(Dataset records)

--*--

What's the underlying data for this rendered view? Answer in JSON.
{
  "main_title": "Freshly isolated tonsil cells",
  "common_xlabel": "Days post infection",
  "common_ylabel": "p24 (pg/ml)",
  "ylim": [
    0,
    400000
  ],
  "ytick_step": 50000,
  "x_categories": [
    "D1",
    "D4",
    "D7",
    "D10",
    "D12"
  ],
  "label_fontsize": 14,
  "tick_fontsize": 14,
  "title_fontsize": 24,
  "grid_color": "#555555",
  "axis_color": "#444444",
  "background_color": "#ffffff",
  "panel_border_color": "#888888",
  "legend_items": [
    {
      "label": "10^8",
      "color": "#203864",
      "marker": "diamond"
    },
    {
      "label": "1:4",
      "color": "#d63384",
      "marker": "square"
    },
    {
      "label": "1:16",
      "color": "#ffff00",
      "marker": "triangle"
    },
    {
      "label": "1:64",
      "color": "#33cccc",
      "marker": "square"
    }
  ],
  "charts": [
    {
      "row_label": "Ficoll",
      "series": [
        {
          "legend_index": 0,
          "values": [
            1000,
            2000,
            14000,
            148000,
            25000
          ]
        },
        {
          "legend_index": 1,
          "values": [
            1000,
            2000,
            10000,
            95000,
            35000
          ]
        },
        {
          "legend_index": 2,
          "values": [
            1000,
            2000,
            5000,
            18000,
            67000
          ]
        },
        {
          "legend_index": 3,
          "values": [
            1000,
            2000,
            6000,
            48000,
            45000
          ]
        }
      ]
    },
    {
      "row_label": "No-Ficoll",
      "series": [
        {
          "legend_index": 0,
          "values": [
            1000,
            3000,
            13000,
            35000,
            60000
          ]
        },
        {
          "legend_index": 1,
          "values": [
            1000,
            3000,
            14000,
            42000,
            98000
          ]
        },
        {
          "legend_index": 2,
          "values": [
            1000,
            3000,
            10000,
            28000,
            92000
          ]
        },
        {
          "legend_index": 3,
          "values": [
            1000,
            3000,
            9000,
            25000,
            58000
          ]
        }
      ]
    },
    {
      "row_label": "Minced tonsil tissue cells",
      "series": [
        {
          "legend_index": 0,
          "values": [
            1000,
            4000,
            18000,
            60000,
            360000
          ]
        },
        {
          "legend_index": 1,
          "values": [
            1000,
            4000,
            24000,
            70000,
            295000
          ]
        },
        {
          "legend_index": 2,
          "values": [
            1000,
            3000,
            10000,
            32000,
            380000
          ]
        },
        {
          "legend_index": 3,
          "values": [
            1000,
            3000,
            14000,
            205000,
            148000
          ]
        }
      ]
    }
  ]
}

--*--

REQUIREMENT:
Looking at the data above, report how many of its lines include the word "Ficoll". The number alone is the answer.

RESPONSE FOR THIS EXERCISE:
2